# [PROBLEM DETAILS]
Please repeat all of the lines that follow, exactly as written.

Figure contents as structured data
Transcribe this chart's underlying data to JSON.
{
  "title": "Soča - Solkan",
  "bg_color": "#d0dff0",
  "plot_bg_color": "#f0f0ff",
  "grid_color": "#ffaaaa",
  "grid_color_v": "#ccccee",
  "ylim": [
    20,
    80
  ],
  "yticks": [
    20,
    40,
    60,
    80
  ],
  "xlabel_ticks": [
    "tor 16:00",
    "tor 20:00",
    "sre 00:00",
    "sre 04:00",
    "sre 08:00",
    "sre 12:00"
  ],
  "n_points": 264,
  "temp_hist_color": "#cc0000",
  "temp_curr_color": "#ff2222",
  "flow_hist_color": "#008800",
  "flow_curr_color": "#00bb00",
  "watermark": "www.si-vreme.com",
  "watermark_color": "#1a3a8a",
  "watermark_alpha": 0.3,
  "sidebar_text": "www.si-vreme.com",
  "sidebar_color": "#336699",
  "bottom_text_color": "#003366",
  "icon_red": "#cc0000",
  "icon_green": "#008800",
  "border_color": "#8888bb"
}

# [SOLUTION FOR THIS TASK]
Transcribe this chart's underlying data to JSON.
{
  "title": "Soča - Solkan",
  "bg_color": "#d0dff0",
  "plot_bg_color": "#f0f0ff",
  "grid_color": "#ffaaaa",
  "grid_color_v": "#ccccee",
  "ylim": [
    20,
    80
  ],
  "yticks": [
    20,
    40,
    60,
    80
  ],
  "xlabel_ticks": [
    "tor 16:00",
    "tor 20:00",
    "sre 00:00",
    "sre 04:00",
    "sre 08:00",
    "sre 12:00"
  ],
  "n_points": 264,
  "temp_hist_color": "#cc0000",
  "temp_curr_color": "#ff2222",
  "flow_hist_color": "#008800",
  "flow_curr_color": "#00bb00",
  "watermark": "www.si-vreme.com",
  "watermark_color": "#1a3a8a",
  "watermark_alpha": 0.3,
  "sidebar_text": "www.si-vreme.com",
  "sidebar_color": "#336699",
  "bottom_text_color": "#003366",
  "icon_red": "#cc0000",
  "icon_green": "#008800",
  "border_color": "#8888bb"
}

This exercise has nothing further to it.